Problem to work on
In this exercise, return the whole listing exactly, excluding any images.

Record extracts
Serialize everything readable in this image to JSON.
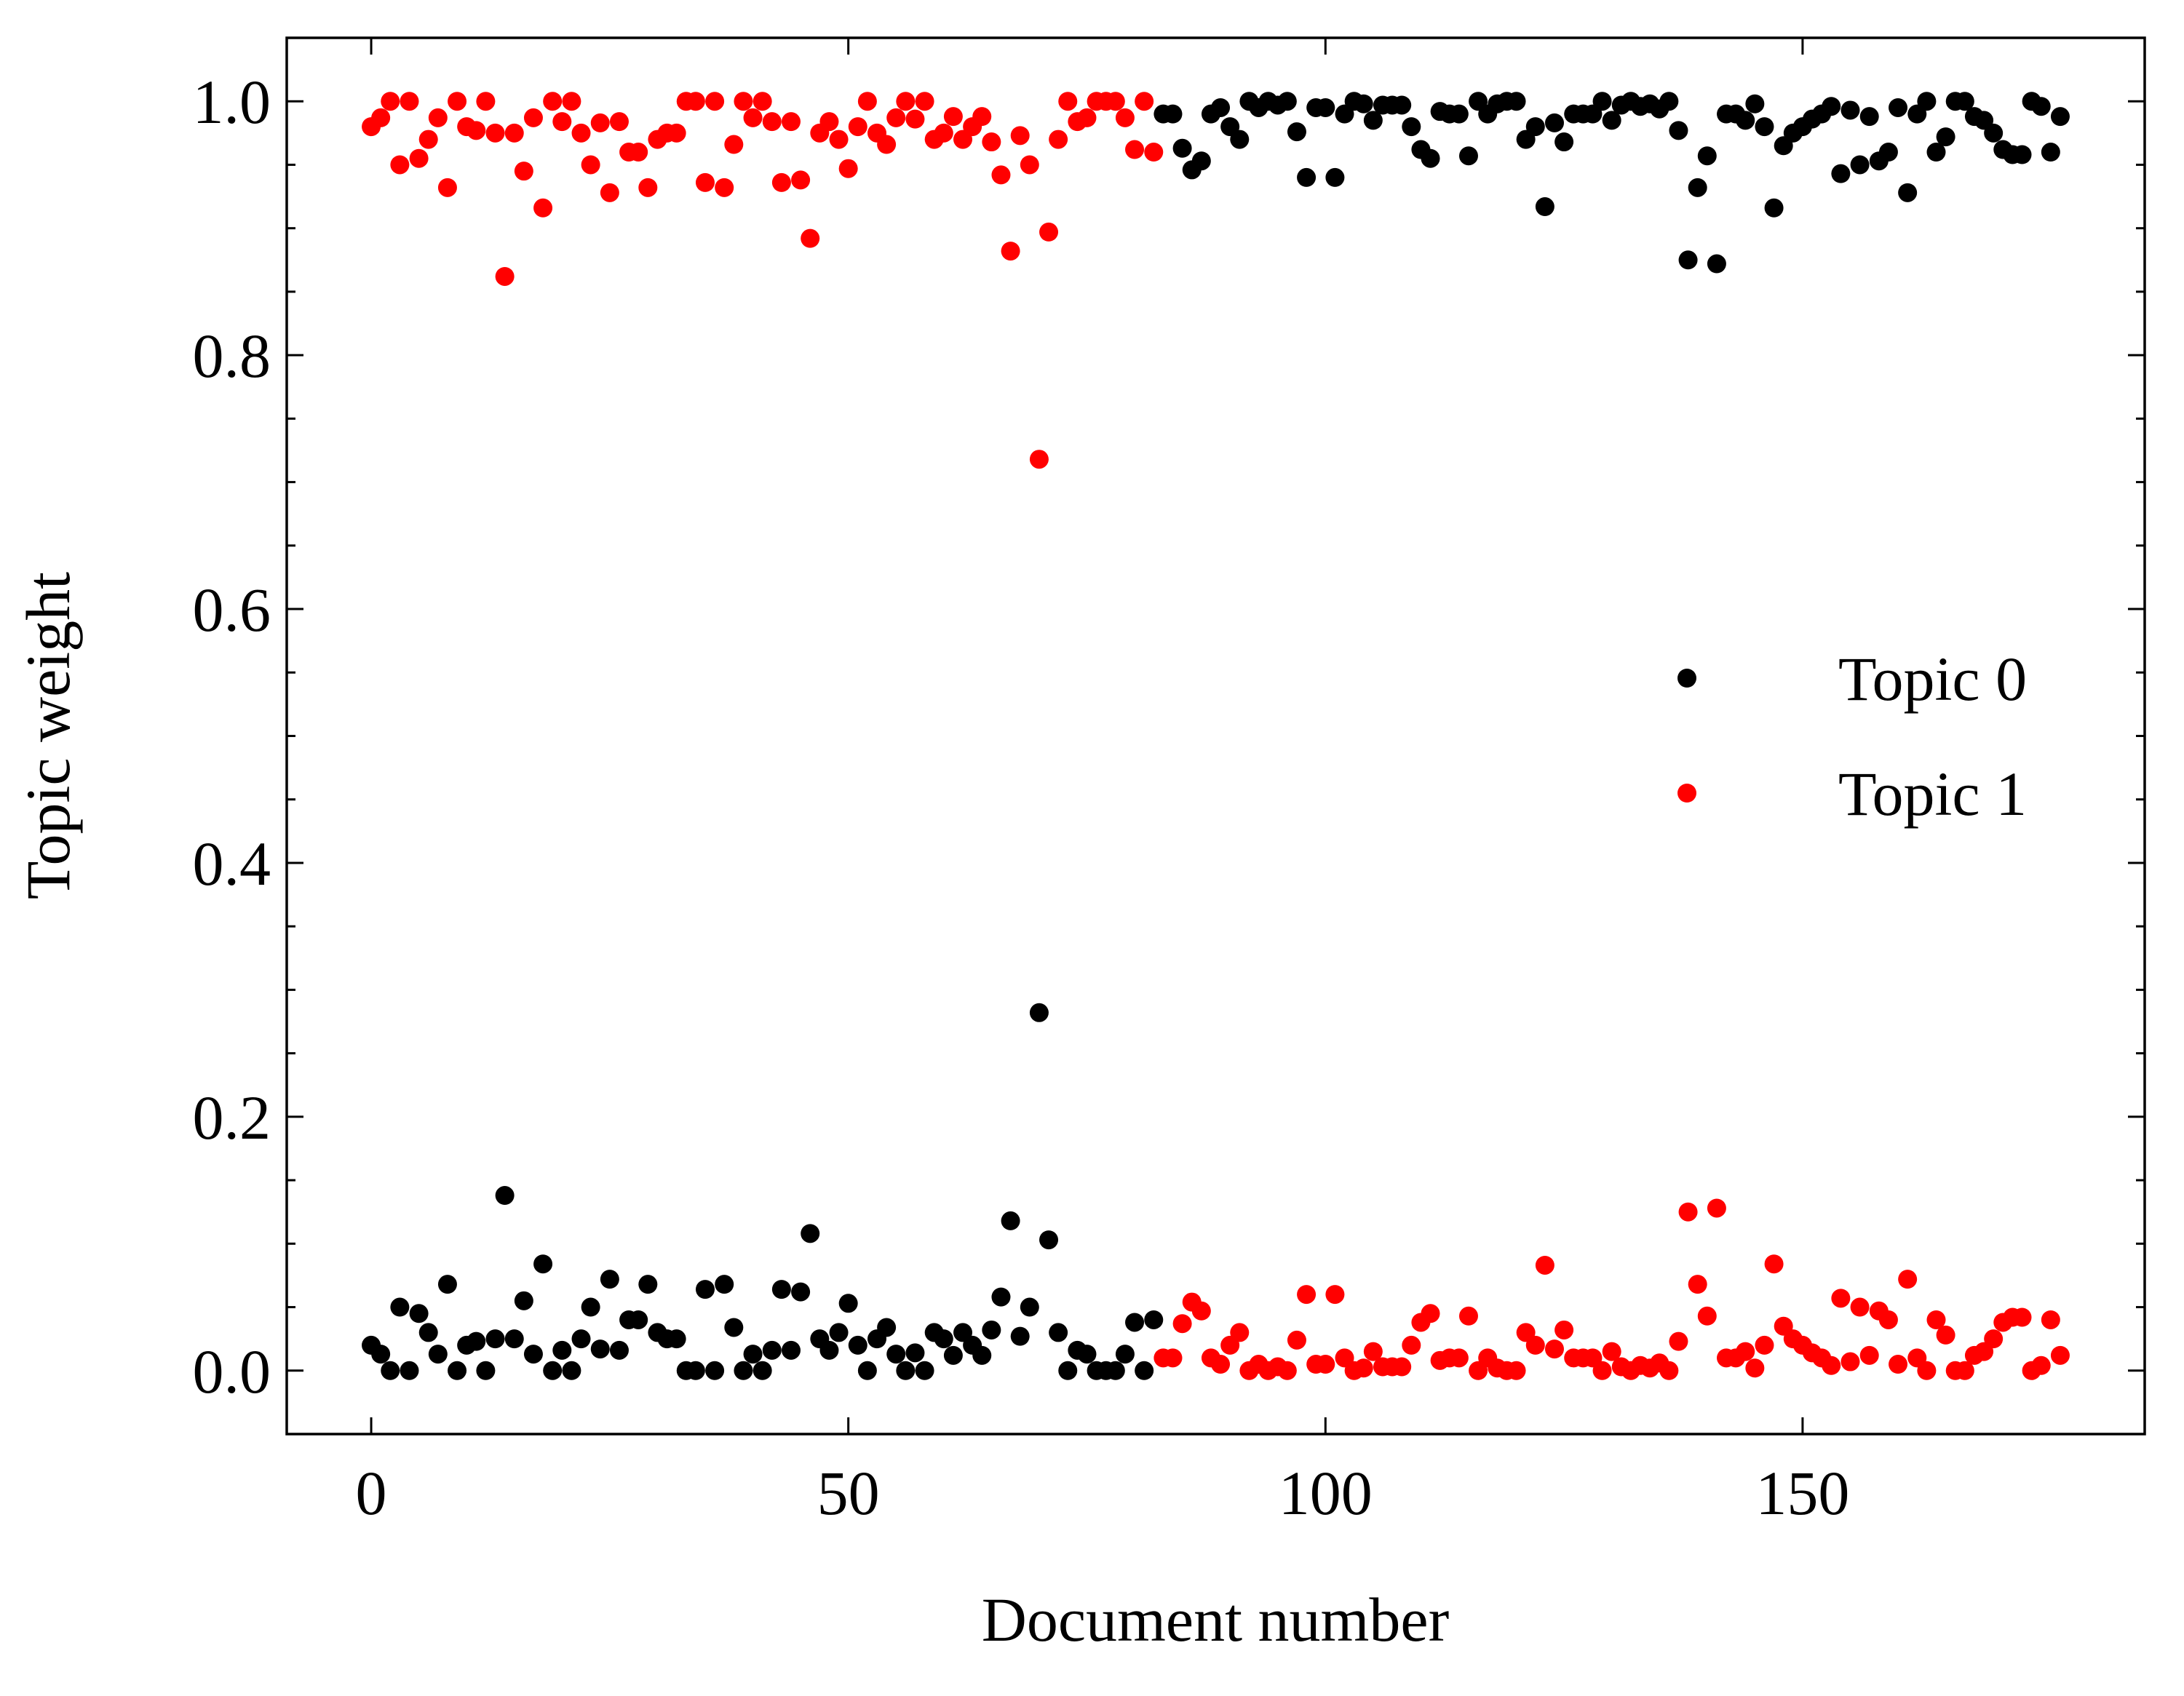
{
  "chart_data": {
    "type": "scatter",
    "x_label": "Document number",
    "y_label": "Topic weight",
    "x": [
      0,
      1,
      2,
      3,
      4,
      5,
      6,
      7,
      8,
      9,
      10,
      11,
      12,
      13,
      14,
      15,
      16,
      17,
      18,
      19,
      20,
      21,
      22,
      23,
      24,
      25,
      26,
      27,
      28,
      29,
      30,
      31,
      32,
      33,
      34,
      35,
      36,
      37,
      38,
      39,
      40,
      41,
      42,
      43,
      44,
      45,
      46,
      47,
      48,
      49,
      50,
      51,
      52,
      53,
      54,
      55,
      56,
      57,
      58,
      59,
      60,
      61,
      62,
      63,
      64,
      65,
      66,
      67,
      68,
      69,
      70,
      71,
      72,
      73,
      74,
      75,
      76,
      77,
      78,
      79,
      80,
      81,
      82,
      83,
      84,
      85,
      86,
      87,
      88,
      89,
      90,
      91,
      92,
      93,
      94,
      95,
      96,
      97,
      98,
      99,
      100,
      101,
      102,
      103,
      104,
      105,
      106,
      107,
      108,
      109,
      110,
      111,
      112,
      113,
      114,
      115,
      116,
      117,
      118,
      119,
      120,
      121,
      122,
      123,
      124,
      125,
      126,
      127,
      128,
      129,
      130,
      131,
      132,
      133,
      134,
      135,
      136,
      137,
      138,
      139,
      140,
      141,
      142,
      143,
      144,
      145,
      146,
      147,
      148,
      149,
      150,
      151,
      152,
      153,
      154,
      155,
      156,
      157,
      158,
      159,
      160,
      161,
      162,
      163,
      164,
      165,
      166,
      167,
      168,
      169,
      170,
      171,
      172,
      173,
      174,
      175,
      176,
      177
    ],
    "series": [
      {
        "name": "Topic 0",
        "color": "#000000",
        "values": [
          0.02,
          0.013,
          0.0,
          0.05,
          0.0,
          0.045,
          0.03,
          0.013,
          0.068,
          0.0,
          0.02,
          0.023,
          0.0,
          0.025,
          0.138,
          0.025,
          0.055,
          0.013,
          0.084,
          0.0,
          0.016,
          0.0,
          0.025,
          0.05,
          0.017,
          0.072,
          0.016,
          0.04,
          0.04,
          0.068,
          0.03,
          0.025,
          0.025,
          0.0,
          0.0,
          0.064,
          0.0,
          0.068,
          0.034,
          0.0,
          0.013,
          0.0,
          0.016,
          0.064,
          0.016,
          0.062,
          0.108,
          0.025,
          0.016,
          0.03,
          0.053,
          0.02,
          0.0,
          0.025,
          0.034,
          0.013,
          0.0,
          0.014,
          0.0,
          0.03,
          0.025,
          0.012,
          0.03,
          0.02,
          0.012,
          0.032,
          0.058,
          0.118,
          0.027,
          0.05,
          0.282,
          0.103,
          0.03,
          0.0,
          0.016,
          0.013,
          0.0,
          0.0,
          0.0,
          0.013,
          0.038,
          0.0,
          0.04,
          0.99,
          0.99,
          0.963,
          0.946,
          0.953,
          0.99,
          0.995,
          0.98,
          0.97,
          1.0,
          0.995,
          1.0,
          0.997,
          1.0,
          0.976,
          0.94,
          0.995,
          0.995,
          0.94,
          0.99,
          1.0,
          0.998,
          0.985,
          0.997,
          0.997,
          0.997,
          0.98,
          0.962,
          0.955,
          0.992,
          0.99,
          0.99,
          0.957,
          1.0,
          0.99,
          0.998,
          1.0,
          1.0,
          0.97,
          0.98,
          0.917,
          0.983,
          0.968,
          0.99,
          0.99,
          0.99,
          1.0,
          0.985,
          0.997,
          1.0,
          0.996,
          0.998,
          0.994,
          1.0,
          0.977,
          0.875,
          0.932,
          0.957,
          0.872,
          0.99,
          0.99,
          0.985,
          0.998,
          0.98,
          0.916,
          0.965,
          0.975,
          0.98,
          0.986,
          0.99,
          0.996,
          0.943,
          0.993,
          0.95,
          0.988,
          0.953,
          0.96,
          0.995,
          0.928,
          0.99,
          1.0,
          0.96,
          0.972,
          1.0,
          1.0,
          0.988,
          0.985,
          0.975,
          0.962,
          0.958,
          0.958,
          1.0,
          0.996,
          0.96,
          0.988
        ]
      },
      {
        "name": "Topic 1",
        "color": "#ff0000",
        "values": [
          0.98,
          0.987,
          1.0,
          0.95,
          1.0,
          0.955,
          0.97,
          0.987,
          0.932,
          1.0,
          0.98,
          0.977,
          1.0,
          0.975,
          0.862,
          0.975,
          0.945,
          0.987,
          0.916,
          1.0,
          0.984,
          1.0,
          0.975,
          0.95,
          0.983,
          0.928,
          0.984,
          0.96,
          0.96,
          0.932,
          0.97,
          0.975,
          0.975,
          1.0,
          1.0,
          0.936,
          1.0,
          0.932,
          0.966,
          1.0,
          0.987,
          1.0,
          0.984,
          0.936,
          0.984,
          0.938,
          0.892,
          0.975,
          0.984,
          0.97,
          0.947,
          0.98,
          1.0,
          0.975,
          0.966,
          0.987,
          1.0,
          0.986,
          1.0,
          0.97,
          0.975,
          0.988,
          0.97,
          0.98,
          0.988,
          0.968,
          0.942,
          0.882,
          0.973,
          0.95,
          0.718,
          0.897,
          0.97,
          1.0,
          0.984,
          0.987,
          1.0,
          1.0,
          1.0,
          0.987,
          0.962,
          1.0,
          0.96,
          0.01,
          0.01,
          0.037,
          0.054,
          0.047,
          0.01,
          0.005,
          0.02,
          0.03,
          0.0,
          0.005,
          0.0,
          0.003,
          0.0,
          0.024,
          0.06,
          0.005,
          0.005,
          0.06,
          0.01,
          0.0,
          0.002,
          0.015,
          0.003,
          0.003,
          0.003,
          0.02,
          0.038,
          0.045,
          0.008,
          0.01,
          0.01,
          0.043,
          0.0,
          0.01,
          0.002,
          0.0,
          0.0,
          0.03,
          0.02,
          0.083,
          0.017,
          0.032,
          0.01,
          0.01,
          0.01,
          0.0,
          0.015,
          0.003,
          0.0,
          0.004,
          0.002,
          0.006,
          0.0,
          0.023,
          0.125,
          0.068,
          0.043,
          0.128,
          0.01,
          0.01,
          0.015,
          0.002,
          0.02,
          0.084,
          0.035,
          0.025,
          0.02,
          0.014,
          0.01,
          0.004,
          0.057,
          0.007,
          0.05,
          0.012,
          0.047,
          0.04,
          0.005,
          0.072,
          0.01,
          0.0,
          0.04,
          0.028,
          0.0,
          0.0,
          0.012,
          0.015,
          0.025,
          0.038,
          0.042,
          0.042,
          0.0,
          0.004,
          0.04,
          0.012
        ]
      }
    ],
    "xlim": [
      -8.85,
      185.85
    ],
    "ylim": [
      -0.05,
      1.05
    ],
    "xticks": [
      0,
      50,
      100,
      150
    ],
    "yticks": [
      {
        "value": 0,
        "label": "0.0"
      },
      {
        "value": 0.2,
        "label": "0.2"
      },
      {
        "value": 0.4,
        "label": "0.4"
      },
      {
        "value": 0.6,
        "label": "0.6"
      },
      {
        "value": 0.8,
        "label": "0.8"
      },
      {
        "value": 1,
        "label": "1.0"
      }
    ],
    "yminorticks": [
      0.05,
      0.1,
      0.15,
      0.25,
      0.3,
      0.35,
      0.45,
      0.5,
      0.55,
      0.65,
      0.7,
      0.75,
      0.85,
      0.9,
      0.95
    ],
    "legend": "center right",
    "grid": false
  }
}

Exercise response
Serialize everything readable in this image to JSON.
{
  "chart_data": {
    "type": "scatter",
    "x_label": "Document number",
    "y_label": "Topic weight",
    "x": [
      0,
      1,
      2,
      3,
      4,
      5,
      6,
      7,
      8,
      9,
      10,
      11,
      12,
      13,
      14,
      15,
      16,
      17,
      18,
      19,
      20,
      21,
      22,
      23,
      24,
      25,
      26,
      27,
      28,
      29,
      30,
      31,
      32,
      33,
      34,
      35,
      36,
      37,
      38,
      39,
      40,
      41,
      42,
      43,
      44,
      45,
      46,
      47,
      48,
      49,
      50,
      51,
      52,
      53,
      54,
      55,
      56,
      57,
      58,
      59,
      60,
      61,
      62,
      63,
      64,
      65,
      66,
      67,
      68,
      69,
      70,
      71,
      72,
      73,
      74,
      75,
      76,
      77,
      78,
      79,
      80,
      81,
      82,
      83,
      84,
      85,
      86,
      87,
      88,
      89,
      90,
      91,
      92,
      93,
      94,
      95,
      96,
      97,
      98,
      99,
      100,
      101,
      102,
      103,
      104,
      105,
      106,
      107,
      108,
      109,
      110,
      111,
      112,
      113,
      114,
      115,
      116,
      117,
      118,
      119,
      120,
      121,
      122,
      123,
      124,
      125,
      126,
      127,
      128,
      129,
      130,
      131,
      132,
      133,
      134,
      135,
      136,
      137,
      138,
      139,
      140,
      141,
      142,
      143,
      144,
      145,
      146,
      147,
      148,
      149,
      150,
      151,
      152,
      153,
      154,
      155,
      156,
      157,
      158,
      159,
      160,
      161,
      162,
      163,
      164,
      165,
      166,
      167,
      168,
      169,
      170,
      171,
      172,
      173,
      174,
      175,
      176,
      177
    ],
    "series": [
      {
        "name": "Topic 0",
        "color": "#000000",
        "values": [
          0.02,
          0.013,
          0.0,
          0.05,
          0.0,
          0.045,
          0.03,
          0.013,
          0.068,
          0.0,
          0.02,
          0.023,
          0.0,
          0.025,
          0.138,
          0.025,
          0.055,
          0.013,
          0.084,
          0.0,
          0.016,
          0.0,
          0.025,
          0.05,
          0.017,
          0.072,
          0.016,
          0.04,
          0.04,
          0.068,
          0.03,
          0.025,
          0.025,
          0.0,
          0.0,
          0.064,
          0.0,
          0.068,
          0.034,
          0.0,
          0.013,
          0.0,
          0.016,
          0.064,
          0.016,
          0.062,
          0.108,
          0.025,
          0.016,
          0.03,
          0.053,
          0.02,
          0.0,
          0.025,
          0.034,
          0.013,
          0.0,
          0.014,
          0.0,
          0.03,
          0.025,
          0.012,
          0.03,
          0.02,
          0.012,
          0.032,
          0.058,
          0.118,
          0.027,
          0.05,
          0.282,
          0.103,
          0.03,
          0.0,
          0.016,
          0.013,
          0.0,
          0.0,
          0.0,
          0.013,
          0.038,
          0.0,
          0.04,
          0.99,
          0.99,
          0.963,
          0.946,
          0.953,
          0.99,
          0.995,
          0.98,
          0.97,
          1.0,
          0.995,
          1.0,
          0.997,
          1.0,
          0.976,
          0.94,
          0.995,
          0.995,
          0.94,
          0.99,
          1.0,
          0.998,
          0.985,
          0.997,
          0.997,
          0.997,
          0.98,
          0.962,
          0.955,
          0.992,
          0.99,
          0.99,
          0.957,
          1.0,
          0.99,
          0.998,
          1.0,
          1.0,
          0.97,
          0.98,
          0.917,
          0.983,
          0.968,
          0.99,
          0.99,
          0.99,
          1.0,
          0.985,
          0.997,
          1.0,
          0.996,
          0.998,
          0.994,
          1.0,
          0.977,
          0.875,
          0.932,
          0.957,
          0.872,
          0.99,
          0.99,
          0.985,
          0.998,
          0.98,
          0.916,
          0.965,
          0.975,
          0.98,
          0.986,
          0.99,
          0.996,
          0.943,
          0.993,
          0.95,
          0.988,
          0.953,
          0.96,
          0.995,
          0.928,
          0.99,
          1.0,
          0.96,
          0.972,
          1.0,
          1.0,
          0.988,
          0.985,
          0.975,
          0.962,
          0.958,
          0.958,
          1.0,
          0.996,
          0.96,
          0.988
        ]
      },
      {
        "name": "Topic 1",
        "color": "#ff0000",
        "values": [
          0.98,
          0.987,
          1.0,
          0.95,
          1.0,
          0.955,
          0.97,
          0.987,
          0.932,
          1.0,
          0.98,
          0.977,
          1.0,
          0.975,
          0.862,
          0.975,
          0.945,
          0.987,
          0.916,
          1.0,
          0.984,
          1.0,
          0.975,
          0.95,
          0.983,
          0.928,
          0.984,
          0.96,
          0.96,
          0.932,
          0.97,
          0.975,
          0.975,
          1.0,
          1.0,
          0.936,
          1.0,
          0.932,
          0.966,
          1.0,
          0.987,
          1.0,
          0.984,
          0.936,
          0.984,
          0.938,
          0.892,
          0.975,
          0.984,
          0.97,
          0.947,
          0.98,
          1.0,
          0.975,
          0.966,
          0.987,
          1.0,
          0.986,
          1.0,
          0.97,
          0.975,
          0.988,
          0.97,
          0.98,
          0.988,
          0.968,
          0.942,
          0.882,
          0.973,
          0.95,
          0.718,
          0.897,
          0.97,
          1.0,
          0.984,
          0.987,
          1.0,
          1.0,
          1.0,
          0.987,
          0.962,
          1.0,
          0.96,
          0.01,
          0.01,
          0.037,
          0.054,
          0.047,
          0.01,
          0.005,
          0.02,
          0.03,
          0.0,
          0.005,
          0.0,
          0.003,
          0.0,
          0.024,
          0.06,
          0.005,
          0.005,
          0.06,
          0.01,
          0.0,
          0.002,
          0.015,
          0.003,
          0.003,
          0.003,
          0.02,
          0.038,
          0.045,
          0.008,
          0.01,
          0.01,
          0.043,
          0.0,
          0.01,
          0.002,
          0.0,
          0.0,
          0.03,
          0.02,
          0.083,
          0.017,
          0.032,
          0.01,
          0.01,
          0.01,
          0.0,
          0.015,
          0.003,
          0.0,
          0.004,
          0.002,
          0.006,
          0.0,
          0.023,
          0.125,
          0.068,
          0.043,
          0.128,
          0.01,
          0.01,
          0.015,
          0.002,
          0.02,
          0.084,
          0.035,
          0.025,
          0.02,
          0.014,
          0.01,
          0.004,
          0.057,
          0.007,
          0.05,
          0.012,
          0.047,
          0.04,
          0.005,
          0.072,
          0.01,
          0.0,
          0.04,
          0.028,
          0.0,
          0.0,
          0.012,
          0.015,
          0.025,
          0.038,
          0.042,
          0.042,
          0.0,
          0.004,
          0.04,
          0.012
        ]
      }
    ],
    "xlim": [
      -8.85,
      185.85
    ],
    "ylim": [
      -0.05,
      1.05
    ],
    "xticks": [
      0,
      50,
      100,
      150
    ],
    "yticks": [
      {
        "value": 0,
        "label": "0.0"
      },
      {
        "value": 0.2,
        "label": "0.2"
      },
      {
        "value": 0.4,
        "label": "0.4"
      },
      {
        "value": 0.6,
        "label": "0.6"
      },
      {
        "value": 0.8,
        "label": "0.8"
      },
      {
        "value": 1,
        "label": "1.0"
      }
    ],
    "yminorticks": [
      0.05,
      0.1,
      0.15,
      0.25,
      0.3,
      0.35,
      0.45,
      0.5,
      0.55,
      0.65,
      0.7,
      0.75,
      0.85,
      0.9,
      0.95
    ],
    "legend": "center right",
    "grid": false
  }
}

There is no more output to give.